▸ **Problem details**
Return the listing below in full, with every line exactly as it is.

### Source material

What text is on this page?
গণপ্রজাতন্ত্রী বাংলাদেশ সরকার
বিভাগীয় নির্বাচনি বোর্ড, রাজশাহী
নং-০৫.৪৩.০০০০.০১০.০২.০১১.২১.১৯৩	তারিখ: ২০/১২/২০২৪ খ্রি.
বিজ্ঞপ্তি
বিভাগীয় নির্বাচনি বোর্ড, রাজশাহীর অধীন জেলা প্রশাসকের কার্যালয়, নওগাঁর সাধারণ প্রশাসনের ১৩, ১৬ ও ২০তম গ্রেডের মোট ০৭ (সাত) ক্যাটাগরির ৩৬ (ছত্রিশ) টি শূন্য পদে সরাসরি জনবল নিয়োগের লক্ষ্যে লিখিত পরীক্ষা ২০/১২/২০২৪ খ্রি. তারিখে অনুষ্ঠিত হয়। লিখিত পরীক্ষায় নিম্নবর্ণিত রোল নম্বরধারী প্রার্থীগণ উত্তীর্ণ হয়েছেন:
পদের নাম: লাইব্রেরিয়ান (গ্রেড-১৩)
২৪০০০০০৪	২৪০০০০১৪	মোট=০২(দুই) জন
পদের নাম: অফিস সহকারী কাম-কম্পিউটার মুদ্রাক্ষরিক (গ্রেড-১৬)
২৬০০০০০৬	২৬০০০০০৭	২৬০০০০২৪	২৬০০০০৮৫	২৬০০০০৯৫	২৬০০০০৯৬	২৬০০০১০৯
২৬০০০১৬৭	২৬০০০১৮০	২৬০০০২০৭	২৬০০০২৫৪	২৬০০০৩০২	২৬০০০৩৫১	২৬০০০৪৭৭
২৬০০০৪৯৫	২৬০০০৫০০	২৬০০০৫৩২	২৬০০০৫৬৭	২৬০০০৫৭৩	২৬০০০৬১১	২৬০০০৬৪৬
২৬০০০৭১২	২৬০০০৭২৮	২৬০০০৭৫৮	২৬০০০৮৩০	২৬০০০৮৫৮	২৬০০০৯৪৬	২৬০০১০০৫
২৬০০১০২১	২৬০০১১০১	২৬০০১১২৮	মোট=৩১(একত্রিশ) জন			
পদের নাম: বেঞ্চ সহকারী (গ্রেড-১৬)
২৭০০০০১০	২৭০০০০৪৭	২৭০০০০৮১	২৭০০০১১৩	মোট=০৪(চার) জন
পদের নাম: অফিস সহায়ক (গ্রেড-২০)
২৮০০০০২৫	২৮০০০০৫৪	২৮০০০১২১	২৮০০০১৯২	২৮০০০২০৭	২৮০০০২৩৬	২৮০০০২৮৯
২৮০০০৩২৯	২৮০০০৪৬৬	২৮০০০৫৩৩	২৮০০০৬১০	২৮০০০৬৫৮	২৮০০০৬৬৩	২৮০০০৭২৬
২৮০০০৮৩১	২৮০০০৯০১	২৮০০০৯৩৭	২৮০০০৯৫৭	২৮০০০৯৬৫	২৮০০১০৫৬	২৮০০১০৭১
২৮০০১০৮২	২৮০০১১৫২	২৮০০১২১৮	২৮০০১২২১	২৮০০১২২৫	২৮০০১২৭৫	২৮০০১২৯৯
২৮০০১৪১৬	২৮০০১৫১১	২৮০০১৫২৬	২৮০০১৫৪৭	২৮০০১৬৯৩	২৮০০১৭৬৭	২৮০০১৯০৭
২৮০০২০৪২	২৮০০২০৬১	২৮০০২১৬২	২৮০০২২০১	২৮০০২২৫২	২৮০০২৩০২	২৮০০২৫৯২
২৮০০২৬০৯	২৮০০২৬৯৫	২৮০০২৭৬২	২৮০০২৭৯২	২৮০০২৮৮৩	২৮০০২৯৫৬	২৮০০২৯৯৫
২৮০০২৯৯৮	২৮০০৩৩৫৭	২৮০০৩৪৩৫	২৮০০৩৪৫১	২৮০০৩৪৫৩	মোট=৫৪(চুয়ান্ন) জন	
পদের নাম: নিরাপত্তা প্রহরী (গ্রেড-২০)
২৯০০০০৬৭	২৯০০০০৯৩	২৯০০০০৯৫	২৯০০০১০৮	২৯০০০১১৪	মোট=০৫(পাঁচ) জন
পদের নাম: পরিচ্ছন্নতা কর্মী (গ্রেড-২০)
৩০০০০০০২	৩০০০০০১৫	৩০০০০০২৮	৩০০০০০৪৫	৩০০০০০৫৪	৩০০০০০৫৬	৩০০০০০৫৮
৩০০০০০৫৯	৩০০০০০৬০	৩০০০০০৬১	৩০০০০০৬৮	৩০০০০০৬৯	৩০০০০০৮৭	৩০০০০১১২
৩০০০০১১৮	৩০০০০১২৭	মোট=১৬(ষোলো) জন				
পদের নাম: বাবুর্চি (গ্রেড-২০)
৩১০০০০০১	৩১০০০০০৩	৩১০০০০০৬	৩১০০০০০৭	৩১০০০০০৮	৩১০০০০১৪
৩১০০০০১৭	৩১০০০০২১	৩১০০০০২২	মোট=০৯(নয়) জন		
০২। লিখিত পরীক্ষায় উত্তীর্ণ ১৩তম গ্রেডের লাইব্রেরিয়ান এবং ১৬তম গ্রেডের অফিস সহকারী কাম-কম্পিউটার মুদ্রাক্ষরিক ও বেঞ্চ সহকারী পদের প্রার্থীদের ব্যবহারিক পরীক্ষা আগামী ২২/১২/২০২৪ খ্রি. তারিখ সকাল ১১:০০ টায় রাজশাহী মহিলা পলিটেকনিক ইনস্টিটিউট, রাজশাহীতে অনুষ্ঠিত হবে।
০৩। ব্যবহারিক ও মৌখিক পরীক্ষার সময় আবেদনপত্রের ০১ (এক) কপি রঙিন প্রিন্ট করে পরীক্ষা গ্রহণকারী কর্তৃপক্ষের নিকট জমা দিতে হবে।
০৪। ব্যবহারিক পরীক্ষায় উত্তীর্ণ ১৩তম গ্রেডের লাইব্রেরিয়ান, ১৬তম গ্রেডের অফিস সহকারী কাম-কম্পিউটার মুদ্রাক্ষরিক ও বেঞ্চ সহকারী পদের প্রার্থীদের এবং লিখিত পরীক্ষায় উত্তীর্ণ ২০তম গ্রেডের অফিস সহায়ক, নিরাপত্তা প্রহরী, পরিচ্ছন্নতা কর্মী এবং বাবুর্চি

######

▸ **Correct output**
What text is on this page?
গণপ্রজাতন্ত্রী বাংলাদেশ সরকার
বিভাগীয় নির্বাচনি বোর্ড, রাজশাহী
নং-০৫.৪৩.০০০০.০১০.০২.০১১.২১.১৯৩	তারিখ: ২০/১২/২০২৪ খ্রি.
বিজ্ঞপ্তি
বিভাগীয় নির্বাচনি বোর্ড, রাজশাহীর অধীন জেলা প্রশাসকের কার্যালয়, নওগাঁর সাধারণ প্রশাসনের ১৩, ১৬ ও ২০তম গ্রেডের মোট ০৭ (সাত) ক্যাটাগরির ৩৬ (ছত্রিশ) টি শূন্য পদে সরাসরি জনবল নিয়োগের লক্ষ্যে লিখিত পরীক্ষা ২০/১২/২০২৪ খ্রি. তারিখে অনুষ্ঠিত হয়। লিখিত পরীক্ষায় নিম্নবর্ণিত রোল নম্বরধারী প্রার্থীগণ উত্তীর্ণ হয়েছেন:
পদের নাম: লাইব্রেরিয়ান (গ্রেড-১৩)
২৪০০০০০৪	২৪০০০০১৪	মোট=০২(দুই) জন
পদের নাম: অফিস সহকারী কাম-কম্পিউটার মুদ্রাক্ষরিক (গ্রেড-১৬)
২৬০০০০০৬	২৬০০০০০৭	২৬০০০০২৪	২৬০০০০৮৫	২৬০০০০৯৫	২৬০০০০৯৬	২৬০০০১০৯
২৬০০০১৬৭	২৬০০০১৮০	২৬০০০২০৭	২৬০০০২৫৪	২৬০০০৩০২	২৬০০০৩৫১	২৬০০০৪৭৭
২৬০০০৪৯৫	২৬০০০৫০০	২৬০০০৫৩২	২৬০০০৫৬৭	২৬০০০৫৭৩	২৬০০০৬১১	২৬০০০৬৪৬
২৬০০০৭১২	২৬০০০৭২৮	২৬০০০৭৫৮	২৬০০০৮৩০	২৬০০০৮৫৮	২৬০০০৯৪৬	২৬০০১০০৫
২৬০০১০২১	২৬০০১১০১	২৬০০১১২৮	মোট=৩১(একত্রিশ) জন			
পদের নাম: বেঞ্চ সহকারী (গ্রেড-১৬)
২৭০০০০১০	২৭০০০০৪৭	২৭০০০০৮১	২৭০০০১১৩	মোট=০৪(চার) জন
পদের নাম: অফিস সহায়ক (গ্রেড-২০)
২৮০০০০২৫	২৮০০০০৫৪	২৮০০০১২১	২৮০০০১৯২	২৮০০০২০৭	২৮০০০২৩৬	২৮০০০২৮৯
২৮০০০৩২৯	২৮০০০৪৬৬	২৮০০০৫৩৩	২৮০০০৬১০	২৮০০০৬৫৮	২৮০০০৬৬৩	২৮০০০৭২৬
২৮০০০৮৩১	২৮০০০৯০১	২৮০০০৯৩৭	২৮০০০৯৫৭	২৮০০০৯৬৫	২৮০০১০৫৬	২৮০০১০৭১
২৮০০১০৮২	২৮০০১১৫২	২৮০০১২১৮	২৮০০১২২১	২৮০০১২২৫	২৮০০১২৭৫	২৮০০১২৯৯
২৮০০১৪১৬	২৮০০১৫১১	২৮০০১৫২৬	২৮০০১৫৪৭	২৮০০১৬৯৩	২৮০০১৭৬৭	২৮০০১৯০৭
২৮০০২০৪২	২৮০০২০৬১	২৮০০২১৬২	২৮০০২২০১	২৮০০২২৫২	২৮০০২৩০২	২৮০০২৫৯২
২৮০০২৬০৯	২৮০০২৬৯৫	২৮০০২৭৬২	২৮০০২৭৯২	২৮০০২৮৮৩	২৮০০২৯৫৬	২৮০০২৯৯৫
২৮০০২৯৯৮	২৮০০৩৩৫৭	২৮০০৩৪৩৫	২৮০০৩৪৫১	২৮০০৩৪৫৩	মোট=৫৪(চুয়ান্ন) জন	
পদের নাম: নিরাপত্তা প্রহরী (গ্রেড-২০)
২৯০০০০৬৭	২৯০০০০৯৩	২৯০০০০৯৫	২৯০০০১০৮	২৯০০০১১৪	মোট=০৫(পাঁচ) জন
পদের নাম: পরিচ্ছন্নতা কর্মী (গ্রেড-২০)
৩০০০০০০২	৩০০০০০১৫	৩০০০০০২৮	৩০০০০০৪৫	৩০০০০০৫৪	৩০০০০০৫৬	৩০০০০০৫৮
৩০০০০০৫৯	৩০০০০০৬০	৩০০০০০৬১	৩০০০০০৬৮	৩০০০০০৬৯	৩০০০০০৮৭	৩০০০০১১২
৩০০০০১১৮	৩০০০০১২৭	মোট=১৬(ষোলো) জন				
পদের নাম: বাবুর্চি (গ্রেড-২০)
৩১০০০০০১	৩১০০০০০৩	৩১০০০০০৬	৩১০০০০০৭	৩১০০০০০৮	৩১০০০০১৪
৩১০০০০১৭	৩১০০০০২১	৩১০০০০২২	মোট=০৯(নয়) জন		
০২। লিখিত পরীক্ষায় উত্তীর্ণ ১৩তম গ্রেডের লাইব্রেরিয়ান এবং ১৬তম গ্রেডের অফিস সহকারী কাম-কম্পিউটার মুদ্রাক্ষরিক ও বেঞ্চ সহকারী পদের প্রার্থীদের ব্যবহারিক পরীক্ষা আগামী ২২/১২/২০২৪ খ্রি. তারিখ সকাল ১১:০০ টায় রাজশাহী মহিলা পলিটেকনিক ইনস্টিটিউট, রাজশাহীতে অনুষ্ঠিত হবে।
০৩। ব্যবহারিক ও মৌখিক পরীক্ষার সময় আবেদনপত্রের ০১ (এক) কপি রঙিন প্রিন্ট করে পরীক্ষা গ্রহণকারী কর্তৃপক্ষের নিকট জমা দিতে হবে।
০৪। ব্যবহারিক পরীক্ষায় উত্তীর্ণ ১৩তম গ্রেডের লাইব্রেরিয়ান, ১৬তম গ্রেডের অফিস সহকারী কাম-কম্পিউটার মুদ্রাক্ষরিক ও বেঞ্চ সহকারী পদের প্রার্থীদের এবং লিখিত পরীক্ষায় উত্তীর্ণ ২০তম গ্রেডের অফিস সহায়ক, নিরাপত্তা প্রহরী, পরিচ্ছন্নতা কর্মী এবং বাবুর্চি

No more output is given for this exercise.